INFORMATION GIVEN:
--- --- ---

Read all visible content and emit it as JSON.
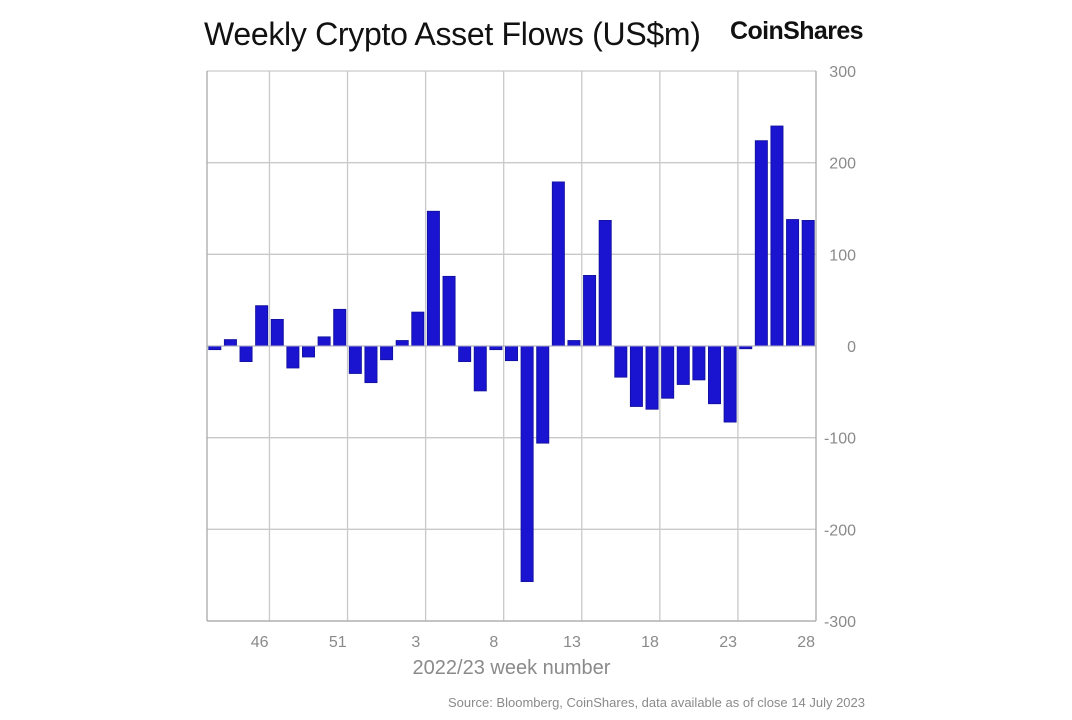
{
  "header": {
    "title": "Weekly Crypto Asset Flows (US$m)",
    "brand": "CoinShares"
  },
  "footer": {
    "source": "Source: Bloomberg, CoinShares, data available as of close 14 July 2023"
  },
  "colors": {
    "bar": "#1a13cf",
    "bar_edge": "#10109a",
    "grid": "#c9c9c9",
    "axis_text": "#8a8a8a"
  },
  "chart_data": {
    "type": "bar",
    "title": "Weekly Crypto Asset Flows (US$m)",
    "xlabel": "2022/23 week number",
    "ylabel": "",
    "ylim": [
      -300,
      300
    ],
    "yticks": [
      300,
      200,
      100,
      0,
      -100,
      -200,
      -300
    ],
    "y_axis_side": "right",
    "grid": true,
    "categories": [
      "43",
      "44",
      "45",
      "46",
      "47",
      "48",
      "49",
      "50",
      "51",
      "52",
      "53",
      "1",
      "2",
      "3",
      "4",
      "5",
      "6",
      "7",
      "8",
      "9",
      "10",
      "11",
      "12",
      "13",
      "14",
      "15",
      "16",
      "17",
      "18",
      "19",
      "20",
      "21",
      "22",
      "23",
      "24",
      "25",
      "26",
      "27",
      "28"
    ],
    "xtick_labels": [
      "46",
      "51",
      "3",
      "8",
      "13",
      "18",
      "23",
      "28"
    ],
    "values": [
      -4,
      7,
      -17,
      44,
      29,
      -24,
      -12,
      10,
      40,
      -30,
      -40,
      -15,
      6,
      37,
      147,
      76,
      -17,
      -49,
      -4,
      -16,
      -257,
      -106,
      179,
      6,
      77,
      137,
      -34,
      -66,
      -69,
      -57,
      -42,
      -37,
      -63,
      -83,
      -3,
      224,
      240,
      138,
      137
    ]
  }
}
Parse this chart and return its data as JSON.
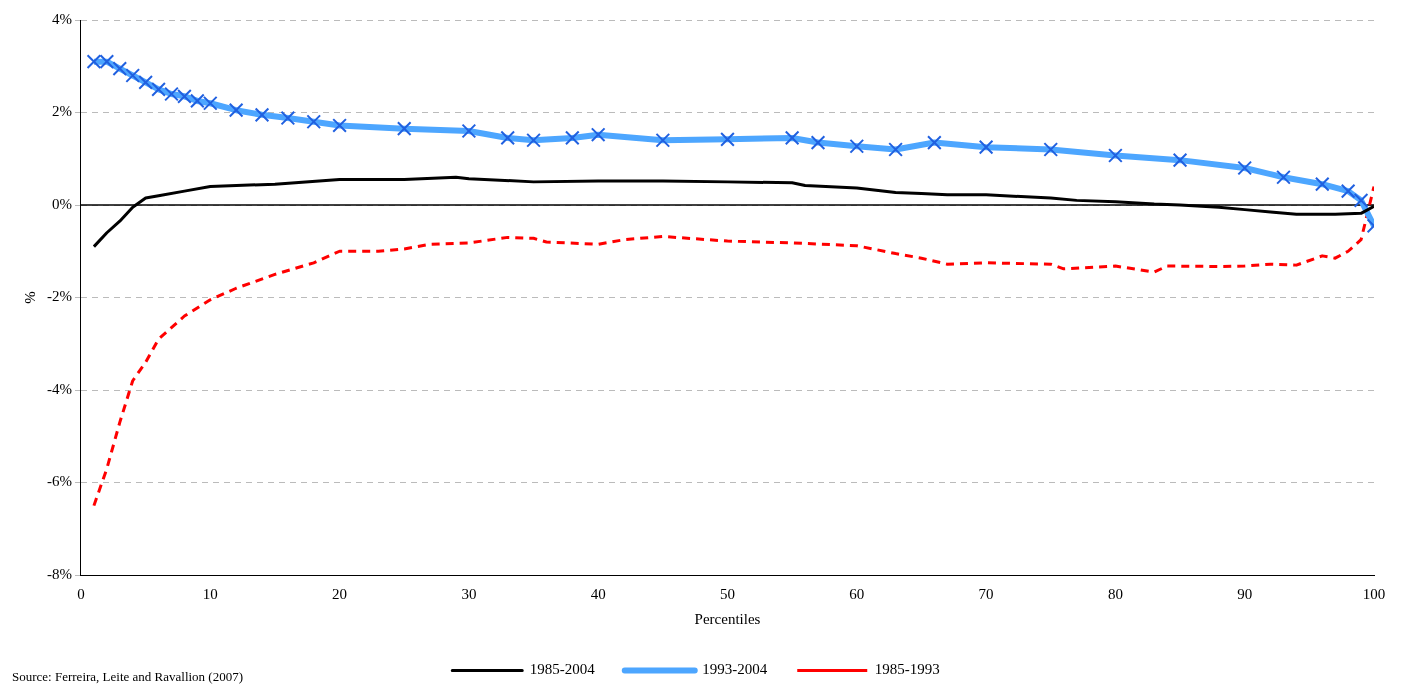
{
  "chart_data": {
    "type": "line",
    "xlabel": "Percentiles",
    "ylabel": "%",
    "xlim": [
      0,
      100
    ],
    "xticks": [
      0,
      10,
      20,
      30,
      40,
      50,
      60,
      70,
      80,
      90,
      100
    ],
    "ylim": [
      -8,
      4
    ],
    "yticks": [
      {
        "value": -8,
        "label": "-8%"
      },
      {
        "value": -6,
        "label": "-6%"
      },
      {
        "value": -4,
        "label": "-4%"
      },
      {
        "value": -2,
        "label": "-2%"
      },
      {
        "value": 0,
        "label": "0%"
      },
      {
        "value": 2,
        "label": "2%"
      },
      {
        "value": 4,
        "label": "4%"
      }
    ],
    "grid": "y",
    "legend": "bottom",
    "ref_lines": [
      {
        "axis": "y",
        "value": 0,
        "color": "#000000",
        "line_style": "solid"
      }
    ],
    "annotations": [
      "Source: Ferreira, Leite and Ravallion (2007)"
    ],
    "series": [
      {
        "name": "1985-2004",
        "color": "#000000",
        "line_style": "solid",
        "marker": "none",
        "x": [
          1,
          2,
          3,
          4,
          5,
          6,
          8,
          10,
          15,
          20,
          22,
          25,
          29,
          30,
          35,
          40,
          45,
          50,
          55,
          56,
          60,
          63,
          65,
          67,
          70,
          75,
          77,
          80,
          83,
          85,
          88,
          90,
          92,
          94,
          96,
          97,
          99,
          100
        ],
        "values": [
          -0.9,
          -0.6,
          -0.35,
          -0.05,
          0.15,
          0.2,
          0.3,
          0.4,
          0.45,
          0.55,
          0.55,
          0.55,
          0.6,
          0.57,
          0.5,
          0.52,
          0.52,
          0.5,
          0.48,
          0.42,
          0.37,
          0.27,
          0.25,
          0.22,
          0.22,
          0.15,
          0.1,
          0.07,
          0.02,
          0,
          -0.05,
          -0.1,
          -0.15,
          -0.2,
          -0.2,
          -0.2,
          -0.18,
          -0.03
        ]
      },
      {
        "name": "1993-2004",
        "color": "#4da6ff",
        "line_style": "solid",
        "marker": "cross",
        "x": [
          1,
          2,
          3,
          4,
          5,
          6,
          7,
          8,
          9,
          10,
          12,
          14,
          16,
          18,
          20,
          25,
          30,
          33,
          35,
          38,
          40,
          45,
          50,
          55,
          57,
          60,
          63,
          66,
          70,
          75,
          80,
          85,
          90,
          93,
          96,
          98,
          99,
          100
        ],
        "values": [
          3.1,
          3.1,
          2.95,
          2.8,
          2.65,
          2.5,
          2.4,
          2.35,
          2.25,
          2.2,
          2.05,
          1.95,
          1.88,
          1.8,
          1.72,
          1.65,
          1.6,
          1.45,
          1.4,
          1.45,
          1.52,
          1.4,
          1.42,
          1.45,
          1.35,
          1.27,
          1.2,
          1.35,
          1.25,
          1.2,
          1.07,
          0.97,
          0.8,
          0.6,
          0.45,
          0.3,
          0.1,
          -0.45
        ]
      },
      {
        "name": "1985-1993",
        "color": "#ff0000",
        "line_style": "dashed",
        "marker": "none",
        "x": [
          1,
          2,
          3,
          4,
          5,
          6,
          8,
          10,
          12,
          15,
          18,
          20,
          23,
          25,
          27,
          30,
          33,
          35,
          36,
          40,
          42,
          45,
          50,
          55,
          60,
          63,
          65,
          67,
          70,
          75,
          76,
          80,
          83,
          84,
          88,
          90,
          92,
          94,
          96,
          97,
          98,
          99,
          100
        ],
        "values": [
          -6.5,
          -5.7,
          -4.7,
          -3.8,
          -3.4,
          -2.9,
          -2.4,
          -2.05,
          -1.8,
          -1.5,
          -1.25,
          -1,
          -1,
          -0.95,
          -0.85,
          -0.82,
          -0.7,
          -0.72,
          -0.8,
          -0.85,
          -0.75,
          -0.68,
          -0.78,
          -0.82,
          -0.88,
          -1.05,
          -1.15,
          -1.28,
          -1.25,
          -1.28,
          -1.38,
          -1.32,
          -1.45,
          -1.32,
          -1.33,
          -1.32,
          -1.28,
          -1.3,
          -1.1,
          -1.15,
          -1,
          -0.75,
          0.4
        ]
      }
    ]
  }
}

--- --- ---

SHORT TASK: Write out the listing word for word, omitting the pictures it holds.

TASK ANSWER:
Read all visible content and emit it as JSON.
{
  "header": {
    "title": "Weekly Crypto Asset Flows (US$m)",
    "brand": "CoinShares"
  },
  "footer": {
    "source": "Source: Bloomberg, CoinShares, data available as of close 14 July 2023"
  },
  "colors": {
    "bar": "#1a13cf",
    "bar_edge": "#10109a",
    "grid": "#c9c9c9",
    "axis_text": "#8a8a8a"
  },
  "chart_data": {
    "type": "bar",
    "title": "Weekly Crypto Asset Flows (US$m)",
    "xlabel": "2022/23 week number",
    "ylabel": "",
    "ylim": [
      -300,
      300
    ],
    "yticks": [
      300,
      200,
      100,
      0,
      -100,
      -200,
      -300
    ],
    "y_axis_side": "right",
    "grid": true,
    "categories": [
      "43",
      "44",
      "45",
      "46",
      "47",
      "48",
      "49",
      "50",
      "51",
      "52",
      "53",
      "1",
      "2",
      "3",
      "4",
      "5",
      "6",
      "7",
      "8",
      "9",
      "10",
      "11",
      "12",
      "13",
      "14",
      "15",
      "16",
      "17",
      "18",
      "19",
      "20",
      "21",
      "22",
      "23",
      "24",
      "25",
      "26",
      "27",
      "28"
    ],
    "xtick_labels": [
      "46",
      "51",
      "3",
      "8",
      "13",
      "18",
      "23",
      "28"
    ],
    "values": [
      -4,
      7,
      -17,
      44,
      29,
      -24,
      -12,
      10,
      40,
      -30,
      -40,
      -15,
      6,
      37,
      147,
      76,
      -17,
      -49,
      -4,
      -16,
      -257,
      -106,
      179,
      6,
      77,
      137,
      -34,
      -66,
      -69,
      -57,
      -42,
      -37,
      -63,
      -83,
      -3,
      224,
      240,
      138,
      137
    ]
  }
}
Parse this chart and return its data as JSON.
{
  "chart_data": {
    "type": "line",
    "xlabel": "Percentiles",
    "ylabel": "%",
    "xlim": [
      0,
      100
    ],
    "xticks": [
      0,
      10,
      20,
      30,
      40,
      50,
      60,
      70,
      80,
      90,
      100
    ],
    "ylim": [
      -8,
      4
    ],
    "yticks": [
      {
        "value": -8,
        "label": "-8%"
      },
      {
        "value": -6,
        "label": "-6%"
      },
      {
        "value": -4,
        "label": "-4%"
      },
      {
        "value": -2,
        "label": "-2%"
      },
      {
        "value": 0,
        "label": "0%"
      },
      {
        "value": 2,
        "label": "2%"
      },
      {
        "value": 4,
        "label": "4%"
      }
    ],
    "grid": "y",
    "legend": "bottom",
    "ref_lines": [
      {
        "axis": "y",
        "value": 0,
        "color": "#000000",
        "line_style": "solid"
      }
    ],
    "annotations": [
      "Source: Ferreira, Leite and Ravallion (2007)"
    ],
    "series": [
      {
        "name": "1985-2004",
        "color": "#000000",
        "line_style": "solid",
        "marker": "none",
        "x": [
          1,
          2,
          3,
          4,
          5,
          6,
          8,
          10,
          15,
          20,
          22,
          25,
          29,
          30,
          35,
          40,
          45,
          50,
          55,
          56,
          60,
          63,
          65,
          67,
          70,
          75,
          77,
          80,
          83,
          85,
          88,
          90,
          92,
          94,
          96,
          97,
          99,
          100
        ],
        "values": [
          -0.9,
          -0.6,
          -0.35,
          -0.05,
          0.15,
          0.2,
          0.3,
          0.4,
          0.45,
          0.55,
          0.55,
          0.55,
          0.6,
          0.57,
          0.5,
          0.52,
          0.52,
          0.5,
          0.48,
          0.42,
          0.37,
          0.27,
          0.25,
          0.22,
          0.22,
          0.15,
          0.1,
          0.07,
          0.02,
          0,
          -0.05,
          -0.1,
          -0.15,
          -0.2,
          -0.2,
          -0.2,
          -0.18,
          -0.03
        ]
      },
      {
        "name": "1993-2004",
        "color": "#4da6ff",
        "line_style": "solid",
        "marker": "cross",
        "x": [
          1,
          2,
          3,
          4,
          5,
          6,
          7,
          8,
          9,
          10,
          12,
          14,
          16,
          18,
          20,
          25,
          30,
          33,
          35,
          38,
          40,
          45,
          50,
          55,
          57,
          60,
          63,
          66,
          70,
          75,
          80,
          85,
          90,
          93,
          96,
          98,
          99,
          100
        ],
        "values": [
          3.1,
          3.1,
          2.95,
          2.8,
          2.65,
          2.5,
          2.4,
          2.35,
          2.25,
          2.2,
          2.05,
          1.95,
          1.88,
          1.8,
          1.72,
          1.65,
          1.6,
          1.45,
          1.4,
          1.45,
          1.52,
          1.4,
          1.42,
          1.45,
          1.35,
          1.27,
          1.2,
          1.35,
          1.25,
          1.2,
          1.07,
          0.97,
          0.8,
          0.6,
          0.45,
          0.3,
          0.1,
          -0.45
        ]
      },
      {
        "name": "1985-1993",
        "color": "#ff0000",
        "line_style": "dashed",
        "marker": "none",
        "x": [
          1,
          2,
          3,
          4,
          5,
          6,
          8,
          10,
          12,
          15,
          18,
          20,
          23,
          25,
          27,
          30,
          33,
          35,
          36,
          40,
          42,
          45,
          50,
          55,
          60,
          63,
          65,
          67,
          70,
          75,
          76,
          80,
          83,
          84,
          88,
          90,
          92,
          94,
          96,
          97,
          98,
          99,
          100
        ],
        "values": [
          -6.5,
          -5.7,
          -4.7,
          -3.8,
          -3.4,
          -2.9,
          -2.4,
          -2.05,
          -1.8,
          -1.5,
          -1.25,
          -1,
          -1,
          -0.95,
          -0.85,
          -0.82,
          -0.7,
          -0.72,
          -0.8,
          -0.85,
          -0.75,
          -0.68,
          -0.78,
          -0.82,
          -0.88,
          -1.05,
          -1.15,
          -1.28,
          -1.25,
          -1.28,
          -1.38,
          -1.32,
          -1.45,
          -1.32,
          -1.33,
          -1.32,
          -1.28,
          -1.3,
          -1.1,
          -1.15,
          -1,
          -0.75,
          0.4
        ]
      }
    ]
  }
}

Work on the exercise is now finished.